▶ DESCRIPTION OF THE TASK:
Examine the material below. Gather every line in which the string "ondasunetik" appears.

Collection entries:

============

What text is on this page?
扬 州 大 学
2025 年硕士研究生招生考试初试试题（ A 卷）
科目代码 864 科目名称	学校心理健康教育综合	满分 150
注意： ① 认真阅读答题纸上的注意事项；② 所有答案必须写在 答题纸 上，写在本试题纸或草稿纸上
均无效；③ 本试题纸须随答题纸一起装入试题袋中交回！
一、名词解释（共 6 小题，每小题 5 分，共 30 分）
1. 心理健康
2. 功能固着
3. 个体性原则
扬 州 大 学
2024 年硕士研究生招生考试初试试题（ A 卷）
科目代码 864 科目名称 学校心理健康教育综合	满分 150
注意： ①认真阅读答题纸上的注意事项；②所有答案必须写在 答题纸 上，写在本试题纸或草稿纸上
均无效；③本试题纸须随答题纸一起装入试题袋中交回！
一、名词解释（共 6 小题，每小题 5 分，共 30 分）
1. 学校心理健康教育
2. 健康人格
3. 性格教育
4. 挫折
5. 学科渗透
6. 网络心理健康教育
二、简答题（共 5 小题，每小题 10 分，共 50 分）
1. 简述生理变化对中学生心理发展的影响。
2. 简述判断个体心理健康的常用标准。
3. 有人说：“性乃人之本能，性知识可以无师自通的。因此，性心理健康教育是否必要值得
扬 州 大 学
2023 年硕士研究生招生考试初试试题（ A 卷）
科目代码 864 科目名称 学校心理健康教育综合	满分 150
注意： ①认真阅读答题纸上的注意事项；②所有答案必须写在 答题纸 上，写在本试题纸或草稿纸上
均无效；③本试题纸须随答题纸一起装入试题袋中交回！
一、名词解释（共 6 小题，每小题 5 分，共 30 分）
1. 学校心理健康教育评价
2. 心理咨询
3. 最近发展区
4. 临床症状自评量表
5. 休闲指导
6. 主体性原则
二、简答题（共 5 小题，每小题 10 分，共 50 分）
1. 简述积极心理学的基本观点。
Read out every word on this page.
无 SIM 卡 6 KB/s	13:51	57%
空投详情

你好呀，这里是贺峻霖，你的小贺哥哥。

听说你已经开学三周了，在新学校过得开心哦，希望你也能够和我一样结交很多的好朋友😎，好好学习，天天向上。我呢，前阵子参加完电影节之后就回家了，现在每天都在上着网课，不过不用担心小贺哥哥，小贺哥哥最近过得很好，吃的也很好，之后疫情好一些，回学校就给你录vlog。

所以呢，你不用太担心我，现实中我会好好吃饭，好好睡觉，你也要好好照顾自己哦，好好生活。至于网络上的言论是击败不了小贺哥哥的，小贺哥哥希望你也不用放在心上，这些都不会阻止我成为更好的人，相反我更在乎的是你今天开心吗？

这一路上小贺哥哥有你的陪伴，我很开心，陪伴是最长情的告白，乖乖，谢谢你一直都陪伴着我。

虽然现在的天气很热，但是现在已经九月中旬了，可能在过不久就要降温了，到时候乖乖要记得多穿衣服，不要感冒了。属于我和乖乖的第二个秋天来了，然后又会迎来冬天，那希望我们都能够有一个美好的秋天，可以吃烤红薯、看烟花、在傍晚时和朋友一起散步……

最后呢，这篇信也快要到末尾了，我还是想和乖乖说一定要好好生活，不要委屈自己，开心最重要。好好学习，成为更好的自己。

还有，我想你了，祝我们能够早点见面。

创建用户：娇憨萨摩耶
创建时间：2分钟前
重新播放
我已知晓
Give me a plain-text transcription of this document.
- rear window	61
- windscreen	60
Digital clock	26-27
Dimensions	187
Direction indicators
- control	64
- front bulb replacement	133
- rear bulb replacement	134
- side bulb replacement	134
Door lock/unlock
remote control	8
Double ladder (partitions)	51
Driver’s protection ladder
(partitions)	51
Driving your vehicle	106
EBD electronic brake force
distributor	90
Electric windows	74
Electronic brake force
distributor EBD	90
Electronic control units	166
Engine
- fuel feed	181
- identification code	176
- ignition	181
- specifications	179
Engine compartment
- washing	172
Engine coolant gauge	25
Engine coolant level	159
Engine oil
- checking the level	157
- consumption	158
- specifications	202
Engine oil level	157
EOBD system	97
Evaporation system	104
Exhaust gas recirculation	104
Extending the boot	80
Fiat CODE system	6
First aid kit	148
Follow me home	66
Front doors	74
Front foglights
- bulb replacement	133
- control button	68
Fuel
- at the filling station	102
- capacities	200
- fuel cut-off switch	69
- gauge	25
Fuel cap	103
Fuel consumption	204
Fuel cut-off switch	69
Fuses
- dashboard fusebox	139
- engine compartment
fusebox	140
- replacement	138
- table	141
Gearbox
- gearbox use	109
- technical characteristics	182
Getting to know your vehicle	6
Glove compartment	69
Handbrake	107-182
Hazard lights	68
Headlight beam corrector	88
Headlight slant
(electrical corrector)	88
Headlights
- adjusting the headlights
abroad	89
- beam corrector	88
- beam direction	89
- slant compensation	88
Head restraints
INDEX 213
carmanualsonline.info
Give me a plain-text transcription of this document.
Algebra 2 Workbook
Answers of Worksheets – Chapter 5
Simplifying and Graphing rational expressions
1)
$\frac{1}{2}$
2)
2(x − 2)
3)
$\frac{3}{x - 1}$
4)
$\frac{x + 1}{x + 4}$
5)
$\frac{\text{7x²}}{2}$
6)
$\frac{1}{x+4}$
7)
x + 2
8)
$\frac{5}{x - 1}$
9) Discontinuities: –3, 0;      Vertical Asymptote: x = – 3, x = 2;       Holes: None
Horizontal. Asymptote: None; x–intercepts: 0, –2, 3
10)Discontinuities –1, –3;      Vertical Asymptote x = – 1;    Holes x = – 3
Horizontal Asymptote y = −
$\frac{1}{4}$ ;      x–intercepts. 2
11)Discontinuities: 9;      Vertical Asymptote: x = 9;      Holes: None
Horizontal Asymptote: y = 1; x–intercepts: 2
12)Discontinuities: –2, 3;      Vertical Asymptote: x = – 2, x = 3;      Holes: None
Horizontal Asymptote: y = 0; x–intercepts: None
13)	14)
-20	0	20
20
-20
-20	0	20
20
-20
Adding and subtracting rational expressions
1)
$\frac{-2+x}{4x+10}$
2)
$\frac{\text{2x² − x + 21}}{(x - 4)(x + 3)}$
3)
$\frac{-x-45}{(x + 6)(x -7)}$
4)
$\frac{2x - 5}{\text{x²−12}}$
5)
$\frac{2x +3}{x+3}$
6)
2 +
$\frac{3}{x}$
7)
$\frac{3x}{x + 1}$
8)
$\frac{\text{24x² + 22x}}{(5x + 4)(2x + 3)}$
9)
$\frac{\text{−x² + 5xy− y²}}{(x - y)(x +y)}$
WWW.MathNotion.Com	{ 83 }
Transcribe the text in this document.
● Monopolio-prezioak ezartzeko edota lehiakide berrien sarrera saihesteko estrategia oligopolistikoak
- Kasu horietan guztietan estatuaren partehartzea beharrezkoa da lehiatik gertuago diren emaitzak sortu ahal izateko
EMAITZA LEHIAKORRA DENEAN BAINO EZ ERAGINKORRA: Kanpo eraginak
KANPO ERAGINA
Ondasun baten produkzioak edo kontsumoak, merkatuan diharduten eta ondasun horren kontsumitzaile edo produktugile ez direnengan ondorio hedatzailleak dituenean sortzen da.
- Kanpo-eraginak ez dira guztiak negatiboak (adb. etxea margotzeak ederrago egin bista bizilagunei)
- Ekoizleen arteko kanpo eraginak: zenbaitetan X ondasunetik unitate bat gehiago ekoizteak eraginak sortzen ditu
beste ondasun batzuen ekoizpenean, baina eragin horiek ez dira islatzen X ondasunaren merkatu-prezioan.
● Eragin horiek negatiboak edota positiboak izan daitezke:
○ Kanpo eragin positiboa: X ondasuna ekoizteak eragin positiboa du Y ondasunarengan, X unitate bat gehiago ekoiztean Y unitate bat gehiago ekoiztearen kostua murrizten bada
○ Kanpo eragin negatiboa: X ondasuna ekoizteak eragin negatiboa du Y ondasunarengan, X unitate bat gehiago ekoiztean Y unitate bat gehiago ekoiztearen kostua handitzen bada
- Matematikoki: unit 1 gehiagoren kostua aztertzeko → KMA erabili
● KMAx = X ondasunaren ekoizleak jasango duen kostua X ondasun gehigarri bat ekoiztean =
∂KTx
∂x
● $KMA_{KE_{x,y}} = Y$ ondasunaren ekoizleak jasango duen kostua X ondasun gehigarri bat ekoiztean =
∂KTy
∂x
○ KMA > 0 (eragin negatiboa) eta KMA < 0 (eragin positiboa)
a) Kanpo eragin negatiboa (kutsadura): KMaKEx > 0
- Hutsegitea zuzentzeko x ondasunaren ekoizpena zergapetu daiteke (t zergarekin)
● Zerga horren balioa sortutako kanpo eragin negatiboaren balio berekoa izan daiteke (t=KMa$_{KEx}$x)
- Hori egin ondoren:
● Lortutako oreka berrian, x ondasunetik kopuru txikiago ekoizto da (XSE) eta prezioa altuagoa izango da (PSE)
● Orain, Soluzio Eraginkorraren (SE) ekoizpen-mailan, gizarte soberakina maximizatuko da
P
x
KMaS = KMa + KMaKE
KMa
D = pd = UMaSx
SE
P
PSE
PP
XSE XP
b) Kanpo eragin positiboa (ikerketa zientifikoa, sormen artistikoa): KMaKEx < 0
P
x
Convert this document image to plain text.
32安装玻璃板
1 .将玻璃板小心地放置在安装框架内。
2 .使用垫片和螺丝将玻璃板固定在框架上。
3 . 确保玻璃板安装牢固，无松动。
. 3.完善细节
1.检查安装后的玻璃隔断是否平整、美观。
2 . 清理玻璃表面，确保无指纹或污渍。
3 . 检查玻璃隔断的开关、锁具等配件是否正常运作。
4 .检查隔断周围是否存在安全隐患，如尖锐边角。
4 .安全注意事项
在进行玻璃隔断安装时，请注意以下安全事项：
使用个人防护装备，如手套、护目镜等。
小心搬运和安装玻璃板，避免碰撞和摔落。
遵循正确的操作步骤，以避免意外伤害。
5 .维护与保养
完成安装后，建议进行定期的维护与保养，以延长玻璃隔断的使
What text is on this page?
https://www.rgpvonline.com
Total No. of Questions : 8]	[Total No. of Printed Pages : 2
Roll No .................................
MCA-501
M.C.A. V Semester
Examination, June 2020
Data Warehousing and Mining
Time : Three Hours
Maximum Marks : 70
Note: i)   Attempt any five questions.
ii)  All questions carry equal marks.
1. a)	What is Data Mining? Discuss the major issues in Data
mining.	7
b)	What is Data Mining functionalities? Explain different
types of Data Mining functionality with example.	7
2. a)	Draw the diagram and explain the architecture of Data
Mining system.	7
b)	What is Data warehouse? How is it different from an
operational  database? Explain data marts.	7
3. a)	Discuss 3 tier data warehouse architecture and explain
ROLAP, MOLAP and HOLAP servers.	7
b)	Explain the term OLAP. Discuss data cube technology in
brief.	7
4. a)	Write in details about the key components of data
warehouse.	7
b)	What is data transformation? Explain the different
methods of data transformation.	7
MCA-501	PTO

============

▶ THE ANSWER:
- Ekoizleen arteko kanpo eraginak: zenbaitetan X ondasunetik unitate bat gehiago ekoizteak eraginak sortzen ditu
● Lortutako oreka berrian, x ondasunetik kopuru txikiago ekoizto da (XSE) eta prezioa altuagoa izango da (PSE)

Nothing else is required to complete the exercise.